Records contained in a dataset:
══════════
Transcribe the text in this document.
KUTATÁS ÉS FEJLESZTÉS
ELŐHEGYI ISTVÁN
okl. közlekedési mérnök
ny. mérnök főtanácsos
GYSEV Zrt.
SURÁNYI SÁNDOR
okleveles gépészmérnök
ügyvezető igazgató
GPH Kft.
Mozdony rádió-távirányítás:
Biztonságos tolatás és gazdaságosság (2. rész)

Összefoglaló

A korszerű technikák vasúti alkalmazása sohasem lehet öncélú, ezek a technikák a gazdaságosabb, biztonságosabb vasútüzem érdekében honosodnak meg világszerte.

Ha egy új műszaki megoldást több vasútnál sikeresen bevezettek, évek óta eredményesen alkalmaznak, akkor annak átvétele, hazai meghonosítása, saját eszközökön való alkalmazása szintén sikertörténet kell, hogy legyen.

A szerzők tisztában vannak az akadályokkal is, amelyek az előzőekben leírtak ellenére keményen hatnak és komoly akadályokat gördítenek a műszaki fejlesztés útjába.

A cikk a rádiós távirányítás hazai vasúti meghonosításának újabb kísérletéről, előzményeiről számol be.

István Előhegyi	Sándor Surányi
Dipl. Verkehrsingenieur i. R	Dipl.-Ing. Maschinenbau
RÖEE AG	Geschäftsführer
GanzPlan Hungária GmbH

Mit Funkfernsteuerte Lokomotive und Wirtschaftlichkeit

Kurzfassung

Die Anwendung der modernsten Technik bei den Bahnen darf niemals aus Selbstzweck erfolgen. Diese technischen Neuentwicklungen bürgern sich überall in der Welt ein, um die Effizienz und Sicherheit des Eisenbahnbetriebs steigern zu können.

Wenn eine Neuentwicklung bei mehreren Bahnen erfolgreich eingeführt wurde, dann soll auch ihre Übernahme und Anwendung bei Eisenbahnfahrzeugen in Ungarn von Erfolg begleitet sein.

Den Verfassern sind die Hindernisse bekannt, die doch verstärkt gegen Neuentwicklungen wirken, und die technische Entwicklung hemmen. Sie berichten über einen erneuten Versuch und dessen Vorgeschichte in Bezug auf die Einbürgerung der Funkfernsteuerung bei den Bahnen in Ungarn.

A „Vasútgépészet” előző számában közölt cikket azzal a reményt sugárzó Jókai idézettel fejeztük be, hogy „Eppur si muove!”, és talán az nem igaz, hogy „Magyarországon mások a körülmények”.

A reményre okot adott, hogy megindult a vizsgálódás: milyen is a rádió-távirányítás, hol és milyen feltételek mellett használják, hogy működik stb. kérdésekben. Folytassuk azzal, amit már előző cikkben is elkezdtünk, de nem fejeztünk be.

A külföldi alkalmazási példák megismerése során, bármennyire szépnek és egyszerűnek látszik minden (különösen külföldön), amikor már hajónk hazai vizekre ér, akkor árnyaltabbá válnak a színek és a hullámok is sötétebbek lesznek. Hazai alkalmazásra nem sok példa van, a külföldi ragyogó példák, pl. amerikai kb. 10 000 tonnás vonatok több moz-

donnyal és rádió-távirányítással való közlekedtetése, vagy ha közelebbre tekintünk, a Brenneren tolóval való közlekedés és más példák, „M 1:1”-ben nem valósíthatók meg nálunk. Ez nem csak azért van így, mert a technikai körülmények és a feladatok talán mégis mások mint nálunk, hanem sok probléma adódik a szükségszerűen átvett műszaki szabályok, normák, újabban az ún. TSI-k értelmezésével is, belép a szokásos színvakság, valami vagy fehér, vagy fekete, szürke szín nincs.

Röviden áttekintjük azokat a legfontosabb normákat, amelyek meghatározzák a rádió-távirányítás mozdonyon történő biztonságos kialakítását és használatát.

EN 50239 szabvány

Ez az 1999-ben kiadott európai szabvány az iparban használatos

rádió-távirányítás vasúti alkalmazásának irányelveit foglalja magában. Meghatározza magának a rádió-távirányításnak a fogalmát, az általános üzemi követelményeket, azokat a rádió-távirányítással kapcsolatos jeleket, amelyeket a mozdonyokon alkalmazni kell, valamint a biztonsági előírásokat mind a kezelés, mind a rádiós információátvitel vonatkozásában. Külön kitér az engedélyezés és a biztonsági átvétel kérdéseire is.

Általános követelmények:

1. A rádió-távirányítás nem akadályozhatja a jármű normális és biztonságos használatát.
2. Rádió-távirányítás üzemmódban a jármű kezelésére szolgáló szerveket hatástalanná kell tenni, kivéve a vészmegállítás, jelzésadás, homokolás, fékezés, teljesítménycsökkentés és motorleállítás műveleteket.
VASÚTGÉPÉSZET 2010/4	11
══════════
§ What you should do: Copy out the whole listing, exactly as written.

§ Expected output:
Transcribe the text in this document.
KUTATÁS ÉS FEJLESZTÉS
ELŐHEGYI ISTVÁN
okl. közlekedési mérnök
ny. mérnök főtanácsos
GYSEV Zrt.
SURÁNYI SÁNDOR
okleveles gépészmérnök
ügyvezető igazgató
GPH Kft.
Mozdony rádió-távirányítás:
Biztonságos tolatás és gazdaságosság (2. rész)

Összefoglaló

A korszerű technikák vasúti alkalmazása sohasem lehet öncélú, ezek a technikák a gazdaságosabb, biztonságosabb vasútüzem érdekében honosodnak meg világszerte.

Ha egy új műszaki megoldást több vasútnál sikeresen bevezettek, évek óta eredményesen alkalmaznak, akkor annak átvétele, hazai meghonosítása, saját eszközökön való alkalmazása szintén sikertörténet kell, hogy legyen.

A szerzők tisztában vannak az akadályokkal is, amelyek az előzőekben leírtak ellenére keményen hatnak és komoly akadályokat gördítenek a műszaki fejlesztés útjába.

A cikk a rádiós távirányítás hazai vasúti meghonosításának újabb kísérletéről, előzményeiről számol be.

István Előhegyi	Sándor Surányi
Dipl. Verkehrsingenieur i. R	Dipl.-Ing. Maschinenbau
RÖEE AG	Geschäftsführer
GanzPlan Hungária GmbH

Mit Funkfernsteuerte Lokomotive und Wirtschaftlichkeit

Kurzfassung

Die Anwendung der modernsten Technik bei den Bahnen darf niemals aus Selbstzweck erfolgen. Diese technischen Neuentwicklungen bürgern sich überall in der Welt ein, um die Effizienz und Sicherheit des Eisenbahnbetriebs steigern zu können.

Wenn eine Neuentwicklung bei mehreren Bahnen erfolgreich eingeführt wurde, dann soll auch ihre Übernahme und Anwendung bei Eisenbahnfahrzeugen in Ungarn von Erfolg begleitet sein.

Den Verfassern sind die Hindernisse bekannt, die doch verstärkt gegen Neuentwicklungen wirken, und die technische Entwicklung hemmen. Sie berichten über einen erneuten Versuch und dessen Vorgeschichte in Bezug auf die Einbürgerung der Funkfernsteuerung bei den Bahnen in Ungarn.

A „Vasútgépészet” előző számában közölt cikket azzal a reményt sugárzó Jókai idézettel fejeztük be, hogy „Eppur si muove!”, és talán az nem igaz, hogy „Magyarországon mások a körülmények”.

A reményre okot adott, hogy megindult a vizsgálódás: milyen is a rádió-távirányítás, hol és milyen feltételek mellett használják, hogy működik stb. kérdésekben. Folytassuk azzal, amit már előző cikkben is elkezdtünk, de nem fejeztünk be.

A külföldi alkalmazási példák megismerése során, bármennyire szépnek és egyszerűnek látszik minden (különösen külföldön), amikor már hajónk hazai vizekre ér, akkor árnyaltabbá válnak a színek és a hullámok is sötétebbek lesznek. Hazai alkalmazásra nem sok példa van, a külföldi ragyogó példák, pl. amerikai kb. 10 000 tonnás vonatok több moz-

donnyal és rádió-távirányítással való közlekedtetése, vagy ha közelebbre tekintünk, a Brenneren tolóval való közlekedés és más példák, „M 1:1”-ben nem valósíthatók meg nálunk. Ez nem csak azért van így, mert a technikai körülmények és a feladatok talán mégis mások mint nálunk, hanem sok probléma adódik a szükségszerűen átvett műszaki szabályok, normák, újabban az ún. TSI-k értelmezésével is, belép a szokásos színvakság, valami vagy fehér, vagy fekete, szürke szín nincs.

Röviden áttekintjük azokat a legfontosabb normákat, amelyek meghatározzák a rádió-távirányítás mozdonyon történő biztonságos kialakítását és használatát.

EN 50239 szabvány

Ez az 1999-ben kiadott európai szabvány az iparban használatos

rádió-távirányítás vasúti alkalmazásának irányelveit foglalja magában. Meghatározza magának a rádió-távirányításnak a fogalmát, az általános üzemi követelményeket, azokat a rádió-távirányítással kapcsolatos jeleket, amelyeket a mozdonyokon alkalmazni kell, valamint a biztonsági előírásokat mind a kezelés, mind a rádiós információátvitel vonatkozásában. Külön kitér az engedélyezés és a biztonsági átvétel kérdéseire is.

Általános követelmények:

1. A rádió-távirányítás nem akadályozhatja a jármű normális és biztonságos használatát.
2. Rádió-távirányítás üzemmódban a jármű kezelésére szolgáló szerveket hatástalanná kell tenni, kivéve a vészmegállítás, jelzésadás, homokolás, fékezés, teljesítménycsökkentés és motorleállítás műveleteket.
VASÚTGÉPÉSZET 2010/4	11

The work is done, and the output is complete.